__ENTRIES PROVIDED__:

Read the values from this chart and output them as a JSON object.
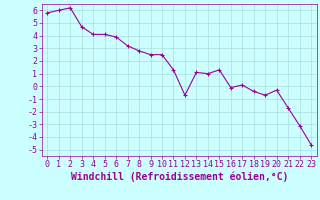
{
  "x": [
    0,
    1,
    2,
    3,
    4,
    5,
    6,
    7,
    8,
    9,
    10,
    11,
    12,
    13,
    14,
    15,
    16,
    17,
    18,
    19,
    20,
    21,
    22,
    23
  ],
  "y": [
    5.8,
    6.0,
    6.2,
    4.7,
    4.1,
    4.1,
    3.9,
    3.2,
    2.8,
    2.5,
    2.5,
    1.3,
    -0.7,
    1.1,
    1.0,
    1.3,
    -0.1,
    0.1,
    -0.4,
    -0.7,
    -0.3,
    -1.7,
    -3.1,
    -4.6
  ],
  "line_color": "#990099",
  "marker": "+",
  "marker_color": "#990099",
  "bg_color": "#ccffff",
  "grid_color": "#aadddd",
  "xlabel": "Windchill (Refroidissement éolien,°C)",
  "xlabel_color": "#990099",
  "tick_color": "#990099",
  "ylim": [
    -5.5,
    6.5
  ],
  "xlim": [
    -0.5,
    23.5
  ],
  "yticks": [
    -5,
    -4,
    -3,
    -2,
    -1,
    0,
    1,
    2,
    3,
    4,
    5,
    6
  ],
  "xticks": [
    0,
    1,
    2,
    3,
    4,
    5,
    6,
    7,
    8,
    9,
    10,
    11,
    12,
    13,
    14,
    15,
    16,
    17,
    18,
    19,
    20,
    21,
    22,
    23
  ],
  "tick_fontsize": 6,
  "xlabel_fontsize": 7
}
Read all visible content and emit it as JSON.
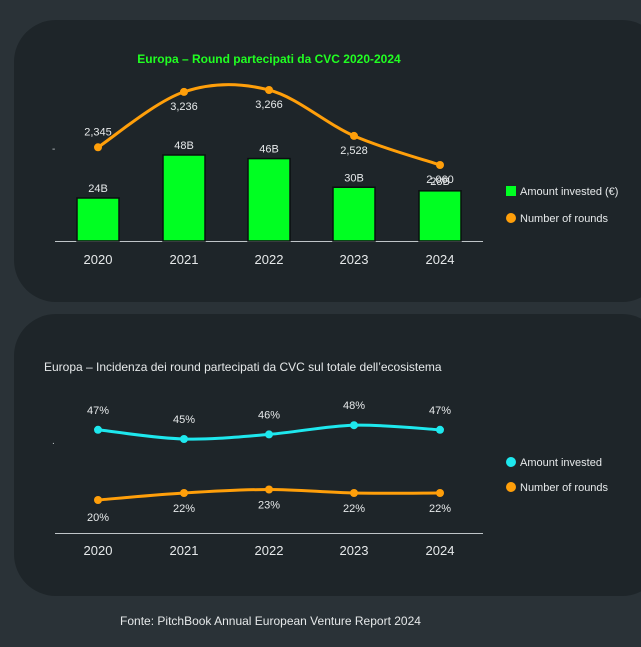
{
  "charts": [
    {
      "chart_data": {
        "type": "bar",
        "title": "Europa – Round partecipati da CVC 2020-2024",
        "categories": [
          "2020",
          "2021",
          "2022",
          "2023",
          "2024"
        ],
        "series": [
          {
            "name": "Amount invested (€)",
            "type": "bar",
            "values": [
              24,
              48,
              46,
              30,
              28
            ],
            "labels": [
              "24B",
              "48B",
              "46B",
              "30B",
              "28B"
            ],
            "color": "#00ff22"
          },
          {
            "name": "Number of rounds",
            "type": "line",
            "values": [
              2345,
              3236,
              3266,
              2528,
              2060
            ],
            "labels": [
              "2,345",
              "3,236",
              "3,266",
              "2,528",
              "2,060"
            ],
            "color": "#ff9f0a"
          }
        ],
        "ylim_bars": [
          0,
          55
        ],
        "ylim_line": [
          1600,
          3500
        ],
        "legend": "right",
        "grid": false,
        "title_color": "#21ff22"
      }
    },
    {
      "chart_data": {
        "type": "line",
        "title": "Europa – Incidenza dei round partecipati da CVC sul totale dell’ecosistema",
        "categories": [
          "2020",
          "2021",
          "2022",
          "2023",
          "2024"
        ],
        "series": [
          {
            "name": "Amount invested",
            "values": [
              47,
              45,
              46,
              48,
              47
            ],
            "labels": [
              "47%",
              "45%",
              "46%",
              "48%",
              "47%"
            ],
            "color": "#1ee8ee"
          },
          {
            "name": "Number of rounds",
            "values": [
              20,
              22,
              23,
              22,
              22
            ],
            "labels": [
              "20%",
              "22%",
              "23%",
              "22%",
              "22%"
            ],
            "color": "#ff9f0a"
          }
        ],
        "ylim": [
          0,
          60
        ],
        "legend": "right",
        "grid": false
      }
    }
  ],
  "source": "Fonte: PitchBook Annual European Venture Report 2024"
}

__WHAT THIS TASK INVOLVES__: From the entries above, copy every line containing the word "JSON".

__ANSWER TO THE EXERCISE__:
Read the values from this chart and output them as a JSON object.
Read all visible content and emit it as JSON.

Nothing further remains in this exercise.